→ **What you are asked to do**
Going through the material below, please gather all lines with the word "Дело" in them.

→ **Task material**

— begin —

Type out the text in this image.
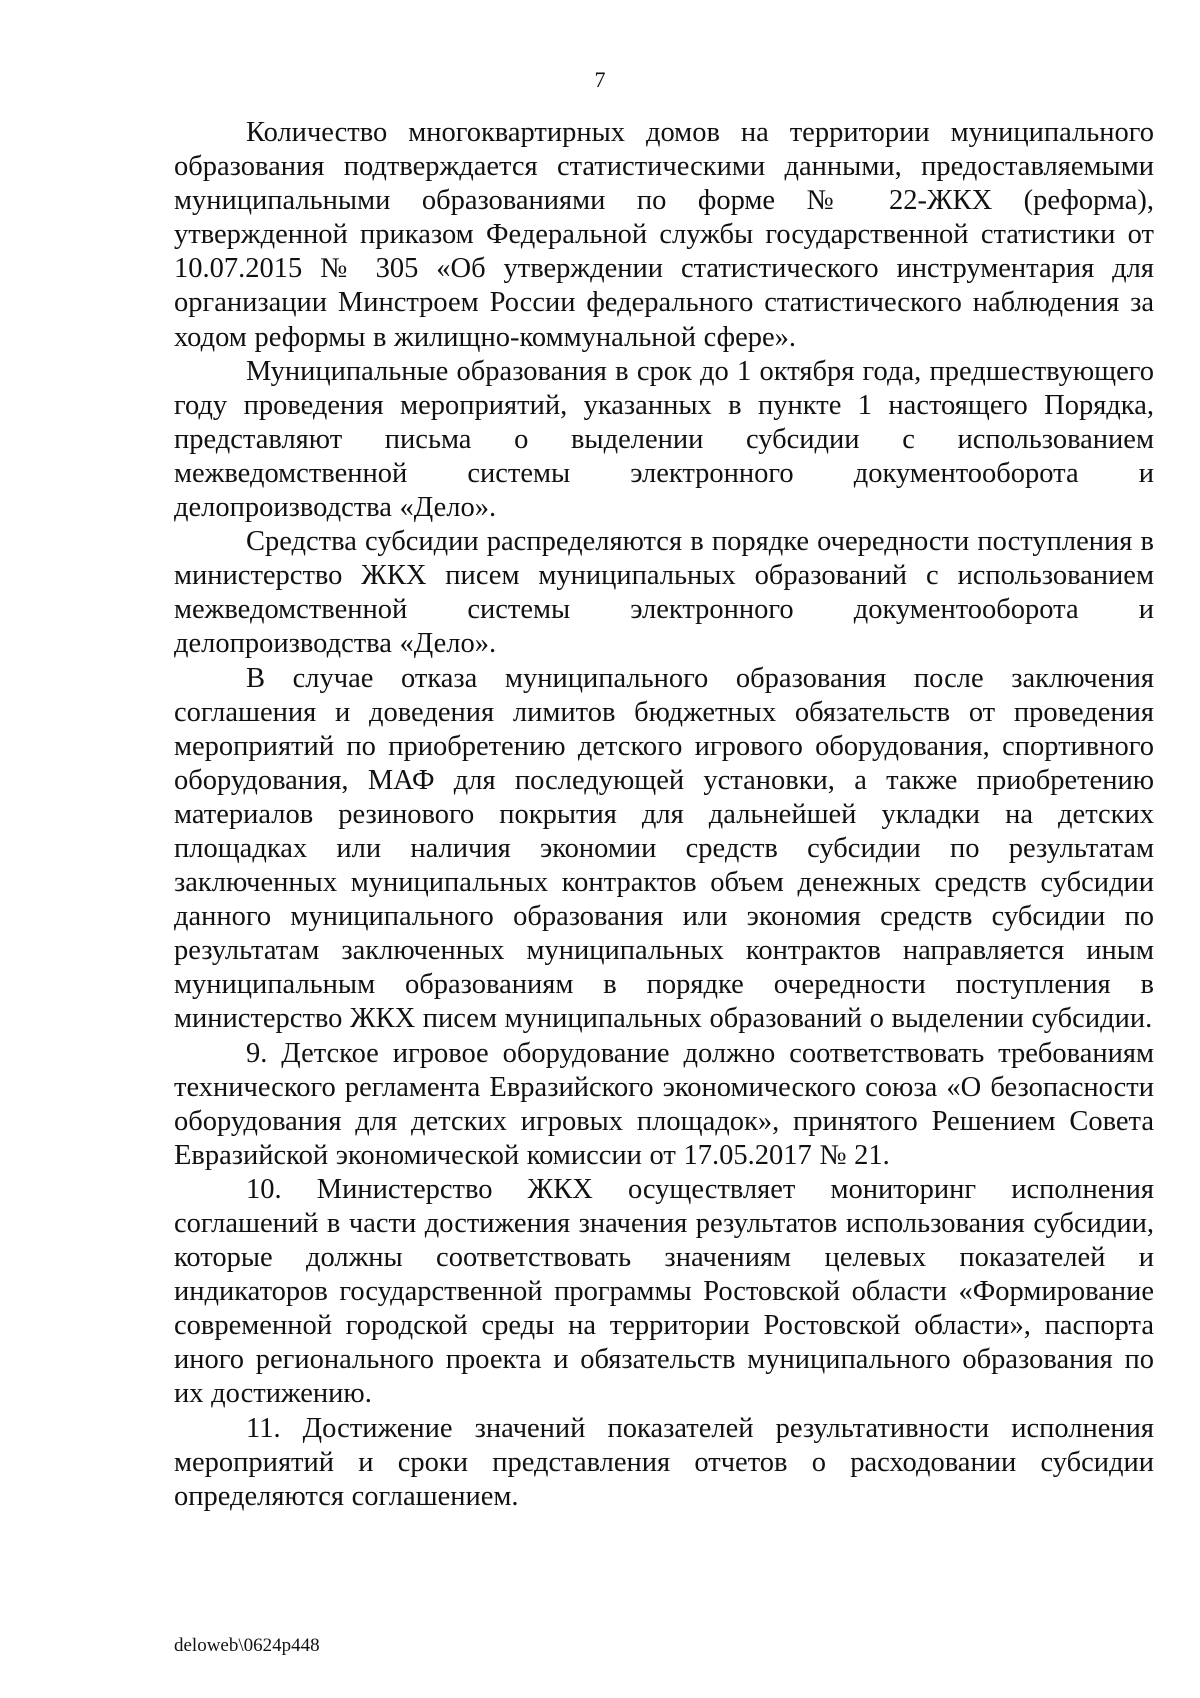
7

Количество многоквартирных домов на территории муниципального образования подтверждается статистическими данными, предоставляемыми муниципальными образованиями по форме № 22-ЖКХ (реформа), утвержденной приказом Федеральной службы государственной статистики от 10.07.2015 № 305 «Об утверждении статистического инструментария для организации Минстроем России федерального статистического наблюдения за ходом реформы в жилищно-коммунальной сфере».

Муниципальные образования в срок до 1 октября года, предшествующего году проведения мероприятий, указанных в пункте 1 настоящего Порядка, представляют письма о выделении субсидии с использованием межведомственной системы электронного документооборота и делопроизводства «Дело».

Средства субсидии распределяются в порядке очередности поступления в министерство ЖКХ писем муниципальных образований с использованием межведомственной системы электронного документооборота и делопроизводства «Дело».

В случае отказа муниципального образования после заключения соглашения и доведения лимитов бюджетных обязательств от проведения мероприятий по приобретению детского игрового оборудования, спортивного оборудования, МАФ для последующей установки, а также приобретению материалов резинового покрытия для дальнейшей укладки на детских площадках или наличия экономии средств субсидии по результатам заключенных муниципальных контрактов объем денежных средств субсидии данного муниципального образования или экономия средств субсидии по результатам заключенных муниципальных контрактов направляется иным муниципальным образованиям в порядке очередности поступления в министерство ЖКХ писем муниципальных образований о выделении субсидии.

9. Детское игровое оборудование должно соответствовать требованиям технического регламента Евразийского экономического союза «О безопасности оборудования для детских игровых площадок», принятого Решением Совета Евразийской экономической комиссии от 17.05.2017 № 21.

10. Министерство ЖКХ осуществляет мониторинг исполнения соглашений в части достижения значения результатов использования субсидии, которые должны соответствовать значениям целевых показателей и индикаторов государственной программы Ростовской области «Формирование современной городской среды на территории Ростовской области», паспорта иного регионального проекта и обязательств муниципального образования по их достижению.

11. Достижение значений показателей результативности исполнения мероприятий и сроки представления отчетов о расходовании субсидии определяются соглашением.

deloweb\0624p448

— end —

→ **The output**
Муниципальные образования в срок до 1 октября года, предшествующего году проведения мероприятий, указанных в пункте 1 настоящего Порядка, представляют письма о выделении субсидии с использованием межведомственной системы электронного документооборота и делопроизводства «Дело».
Средства субсидии распределяются в порядке очередности поступления в министерство ЖКХ писем муниципальных образований с использованием межведомственной системы электронного документооборота и делопроизводства «Дело».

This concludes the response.